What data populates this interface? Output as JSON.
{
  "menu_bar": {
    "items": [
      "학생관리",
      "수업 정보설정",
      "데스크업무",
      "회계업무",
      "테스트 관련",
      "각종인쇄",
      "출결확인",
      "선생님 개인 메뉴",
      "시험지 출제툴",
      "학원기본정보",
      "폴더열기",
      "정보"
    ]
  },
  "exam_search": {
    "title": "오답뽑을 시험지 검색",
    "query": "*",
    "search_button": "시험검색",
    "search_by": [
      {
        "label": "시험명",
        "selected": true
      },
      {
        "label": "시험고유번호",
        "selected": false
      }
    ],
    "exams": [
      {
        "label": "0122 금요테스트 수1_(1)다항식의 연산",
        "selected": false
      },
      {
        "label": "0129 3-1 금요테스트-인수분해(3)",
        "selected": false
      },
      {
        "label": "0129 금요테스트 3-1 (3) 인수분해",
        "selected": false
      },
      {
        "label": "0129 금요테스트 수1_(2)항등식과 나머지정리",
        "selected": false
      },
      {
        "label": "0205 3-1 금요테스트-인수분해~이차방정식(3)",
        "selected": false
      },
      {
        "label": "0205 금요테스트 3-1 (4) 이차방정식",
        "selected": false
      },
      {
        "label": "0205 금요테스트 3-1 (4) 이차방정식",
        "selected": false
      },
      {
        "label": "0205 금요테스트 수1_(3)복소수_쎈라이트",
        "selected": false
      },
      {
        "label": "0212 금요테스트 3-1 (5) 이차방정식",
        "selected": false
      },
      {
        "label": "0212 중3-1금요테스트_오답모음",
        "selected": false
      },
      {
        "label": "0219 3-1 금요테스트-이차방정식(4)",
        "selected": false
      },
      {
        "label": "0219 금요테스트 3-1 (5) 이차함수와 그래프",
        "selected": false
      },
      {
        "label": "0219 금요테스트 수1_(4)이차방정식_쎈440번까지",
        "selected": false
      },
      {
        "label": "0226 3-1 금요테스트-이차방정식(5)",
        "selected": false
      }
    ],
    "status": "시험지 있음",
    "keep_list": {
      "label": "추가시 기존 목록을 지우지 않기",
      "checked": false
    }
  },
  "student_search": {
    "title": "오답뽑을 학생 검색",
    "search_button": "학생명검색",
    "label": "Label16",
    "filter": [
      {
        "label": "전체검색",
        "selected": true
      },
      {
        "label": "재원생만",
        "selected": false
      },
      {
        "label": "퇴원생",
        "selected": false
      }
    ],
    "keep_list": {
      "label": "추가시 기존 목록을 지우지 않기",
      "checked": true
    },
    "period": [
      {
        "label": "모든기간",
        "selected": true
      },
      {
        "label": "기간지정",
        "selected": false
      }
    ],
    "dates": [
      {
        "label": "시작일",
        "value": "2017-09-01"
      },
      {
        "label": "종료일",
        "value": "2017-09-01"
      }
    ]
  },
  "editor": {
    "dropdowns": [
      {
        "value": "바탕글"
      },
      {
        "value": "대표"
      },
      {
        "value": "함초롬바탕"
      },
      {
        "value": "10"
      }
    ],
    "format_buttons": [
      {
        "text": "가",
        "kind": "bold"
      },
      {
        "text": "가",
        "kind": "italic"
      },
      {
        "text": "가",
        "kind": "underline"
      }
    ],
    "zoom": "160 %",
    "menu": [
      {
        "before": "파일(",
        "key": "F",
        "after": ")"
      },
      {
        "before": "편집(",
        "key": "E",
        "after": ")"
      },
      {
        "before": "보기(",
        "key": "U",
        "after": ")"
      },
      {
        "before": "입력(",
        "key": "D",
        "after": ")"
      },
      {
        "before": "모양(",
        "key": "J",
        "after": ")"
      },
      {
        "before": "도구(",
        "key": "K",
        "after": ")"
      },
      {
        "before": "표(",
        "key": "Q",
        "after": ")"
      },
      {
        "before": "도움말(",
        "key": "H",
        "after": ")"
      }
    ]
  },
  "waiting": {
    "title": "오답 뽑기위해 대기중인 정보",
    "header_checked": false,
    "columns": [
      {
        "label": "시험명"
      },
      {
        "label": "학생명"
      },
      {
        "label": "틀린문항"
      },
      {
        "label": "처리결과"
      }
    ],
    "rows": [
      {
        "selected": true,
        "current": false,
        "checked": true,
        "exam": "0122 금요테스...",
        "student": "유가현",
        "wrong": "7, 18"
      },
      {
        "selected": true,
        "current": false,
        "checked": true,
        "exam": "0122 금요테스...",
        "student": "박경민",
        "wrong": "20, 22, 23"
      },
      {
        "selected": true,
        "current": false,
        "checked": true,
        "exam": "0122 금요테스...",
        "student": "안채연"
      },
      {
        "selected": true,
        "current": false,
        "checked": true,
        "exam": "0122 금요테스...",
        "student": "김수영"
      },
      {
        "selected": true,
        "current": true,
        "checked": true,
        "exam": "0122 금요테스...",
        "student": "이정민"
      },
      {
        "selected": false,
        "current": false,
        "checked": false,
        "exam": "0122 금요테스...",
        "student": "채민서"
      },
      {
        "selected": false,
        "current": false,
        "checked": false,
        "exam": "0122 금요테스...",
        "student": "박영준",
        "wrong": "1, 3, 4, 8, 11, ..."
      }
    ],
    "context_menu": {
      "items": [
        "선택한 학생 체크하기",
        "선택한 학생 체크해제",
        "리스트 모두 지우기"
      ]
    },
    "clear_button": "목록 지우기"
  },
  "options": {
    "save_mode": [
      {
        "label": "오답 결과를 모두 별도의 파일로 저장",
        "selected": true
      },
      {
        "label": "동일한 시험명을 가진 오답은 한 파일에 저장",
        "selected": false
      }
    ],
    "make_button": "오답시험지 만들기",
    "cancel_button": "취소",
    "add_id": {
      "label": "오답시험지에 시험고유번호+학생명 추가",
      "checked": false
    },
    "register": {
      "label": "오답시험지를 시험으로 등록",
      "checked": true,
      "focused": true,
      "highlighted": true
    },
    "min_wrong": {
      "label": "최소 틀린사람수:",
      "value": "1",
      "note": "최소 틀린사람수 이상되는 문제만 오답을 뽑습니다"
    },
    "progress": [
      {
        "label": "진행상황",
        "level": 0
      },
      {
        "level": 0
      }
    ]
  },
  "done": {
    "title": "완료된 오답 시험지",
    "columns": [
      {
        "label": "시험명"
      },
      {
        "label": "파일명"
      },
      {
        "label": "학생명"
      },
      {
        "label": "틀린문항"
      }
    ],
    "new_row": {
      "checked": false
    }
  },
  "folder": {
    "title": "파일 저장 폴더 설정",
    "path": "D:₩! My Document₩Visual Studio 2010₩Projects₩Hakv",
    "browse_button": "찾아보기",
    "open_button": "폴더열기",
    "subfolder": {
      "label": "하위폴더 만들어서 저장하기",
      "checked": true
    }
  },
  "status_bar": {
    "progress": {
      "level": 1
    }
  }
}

————

-- REQUIRED WORK --
Restate the data above word for word, please.

-- THE COMPLETED TASK --
What data populates this interface? Output as JSON.
{
  "menu_bar": {
    "items": [
      "학생관리",
      "수업 정보설정",
      "데스크업무",
      "회계업무",
      "테스트 관련",
      "각종인쇄",
      "출결확인",
      "선생님 개인 메뉴",
      "시험지 출제툴",
      "학원기본정보",
      "폴더열기",
      "정보"
    ]
  },
  "exam_search": {
    "title": "오답뽑을 시험지 검색",
    "query": "*",
    "search_button": "시험검색",
    "search_by": [
      {
        "label": "시험명",
        "selected": true
      },
      {
        "label": "시험고유번호",
        "selected": false
      }
    ],
    "exams": [
      {
        "label": "0122 금요테스트 수1_(1)다항식의 연산",
        "selected": false
      },
      {
        "label": "0129 3-1 금요테스트-인수분해(3)",
        "selected": false
      },
      {
        "label": "0129 금요테스트 3-1 (3) 인수분해",
        "selected": false
      },
      {
        "label": "0129 금요테스트 수1_(2)항등식과 나머지정리",
        "selected": false
      },
      {
        "label": "0205 3-1 금요테스트-인수분해~이차방정식(3)",
        "selected": false
      },
      {
        "label": "0205 금요테스트 3-1 (4) 이차방정식",
        "selected": false
      },
      {
        "label": "0205 금요테스트 3-1 (4) 이차방정식",
        "selected": false
      },
      {
        "label": "0205 금요테스트 수1_(3)복소수_쎈라이트",
        "selected": false
      },
      {
        "label": "0212 금요테스트 3-1 (5) 이차방정식",
        "selected": false
      },
      {
        "label": "0212 중3-1금요테스트_오답모음",
        "selected": false
      },
      {
        "label": "0219 3-1 금요테스트-이차방정식(4)",
        "selected": false
      },
      {
        "label": "0219 금요테스트 3-1 (5) 이차함수와 그래프",
        "selected": false
      },
      {
        "label": "0219 금요테스트 수1_(4)이차방정식_쎈440번까지",
        "selected": false
      },
      {
        "label": "0226 3-1 금요테스트-이차방정식(5)",
        "selected": false
      }
    ],
    "status": "시험지 있음",
    "keep_list": {
      "label": "추가시 기존 목록을 지우지 않기",
      "checked": false
    }
  },
  "student_search": {
    "title": "오답뽑을 학생 검색",
    "search_button": "학생명검색",
    "label": "Label16",
    "filter": [
      {
        "label": "전체검색",
        "selected": true
      },
      {
        "label": "재원생만",
        "selected": false
      },
      {
        "label": "퇴원생",
        "selected": false
      }
    ],
    "keep_list": {
      "label": "추가시 기존 목록을 지우지 않기",
      "checked": true
    },
    "period": [
      {
        "label": "모든기간",
        "selected": true
      },
      {
        "label": "기간지정",
        "selected": false
      }
    ],
    "dates": [
      {
        "label": "시작일",
        "value": "2017-09-01"
      },
      {
        "label": "종료일",
        "value": "2017-09-01"
      }
    ]
  },
  "editor": {
    "dropdowns": [
      {
        "value": "바탕글"
      },
      {
        "value": "대표"
      },
      {
        "value": "함초롬바탕"
      },
      {
        "value": "10"
      }
    ],
    "format_buttons": [
      {
        "text": "가",
        "kind": "bold"
      },
      {
        "text": "가",
        "kind": "italic"
      },
      {
        "text": "가",
        "kind": "underline"
      }
    ],
    "zoom": "160 %",
    "menu": [
      {
        "before": "파일(",
        "key": "F",
        "after": ")"
      },
      {
        "before": "편집(",
        "key": "E",
        "after": ")"
      },
      {
        "before": "보기(",
        "key": "U",
        "after": ")"
      },
      {
        "before": "입력(",
        "key": "D",
        "after": ")"
      },
      {
        "before": "모양(",
        "key": "J",
        "after": ")"
      },
      {
        "before": "도구(",
        "key": "K",
        "after": ")"
      },
      {
        "before": "표(",
        "key": "Q",
        "after": ")"
      },
      {
        "before": "도움말(",
        "key": "H",
        "after": ")"
      }
    ]
  },
  "waiting": {
    "title": "오답 뽑기위해 대기중인 정보",
    "header_checked": false,
    "columns": [
      {
        "label": "시험명"
      },
      {
        "label": "학생명"
      },
      {
        "label": "틀린문항"
      },
      {
        "label": "처리결과"
      }
    ],
    "rows": [
      {
        "selected": true,
        "current": false,
        "checked": true,
        "exam": "0122 금요테스...",
        "student": "유가현",
        "wrong": "7, 18"
      },
      {
        "selected": true,
        "current": false,
        "checked": true,
        "exam": "0122 금요테스...",
        "student": "박경민",
        "wrong": "20, 22, 23"
      },
      {
        "selected": true,
        "current": false,
        "checked": true,
        "exam": "0122 금요테스...",
        "student": "안채연"
      },
      {
        "selected": true,
        "current": false,
        "checked": true,
        "exam": "0122 금요테스...",
        "student": "김수영"
      },
      {
        "selected": true,
        "current": true,
        "checked": true,
        "exam": "0122 금요테스...",
        "student": "이정민"
      },
      {
        "selected": false,
        "current": false,
        "checked": false,
        "exam": "0122 금요테스...",
        "student": "채민서"
      },
      {
        "selected": false,
        "current": false,
        "checked": false,
        "exam": "0122 금요테스...",
        "student": "박영준",
        "wrong": "1, 3, 4, 8, 11, ..."
      }
    ],
    "context_menu": {
      "items": [
        "선택한 학생 체크하기",
        "선택한 학생 체크해제",
        "리스트 모두 지우기"
      ]
    },
    "clear_button": "목록 지우기"
  },
  "options": {
    "save_mode": [
      {
        "label": "오답 결과를 모두 별도의 파일로 저장",
        "selected": true
      },
      {
        "label": "동일한 시험명을 가진 오답은 한 파일에 저장",
        "selected": false
      }
    ],
    "make_button": "오답시험지 만들기",
    "cancel_button": "취소",
    "add_id": {
      "label": "오답시험지에 시험고유번호+학생명 추가",
      "checked": false
    },
    "register": {
      "label": "오답시험지를 시험으로 등록",
      "checked": true,
      "focused": true,
      "highlighted": true
    },
    "min_wrong": {
      "label": "최소 틀린사람수:",
      "value": "1",
      "note": "최소 틀린사람수 이상되는 문제만 오답을 뽑습니다"
    },
    "progress": [
      {
        "label": "진행상황",
        "level": 0
      },
      {
        "level": 0
      }
    ]
  },
  "done": {
    "title": "완료된 오답 시험지",
    "columns": [
      {
        "label": "시험명"
      },
      {
        "label": "파일명"
      },
      {
        "label": "학생명"
      },
      {
        "label": "틀린문항"
      }
    ],
    "new_row": {
      "checked": false
    }
  },
  "folder": {
    "title": "파일 저장 폴더 설정",
    "path": "D:₩! My Document₩Visual Studio 2010₩Projects₩Hakv",
    "browse_button": "찾아보기",
    "open_button": "폴더열기",
    "subfolder": {
      "label": "하위폴더 만들어서 저장하기",
      "checked": true
    }
  },
  "status_bar": {
    "progress": {
      "level": 1
    }
  }
}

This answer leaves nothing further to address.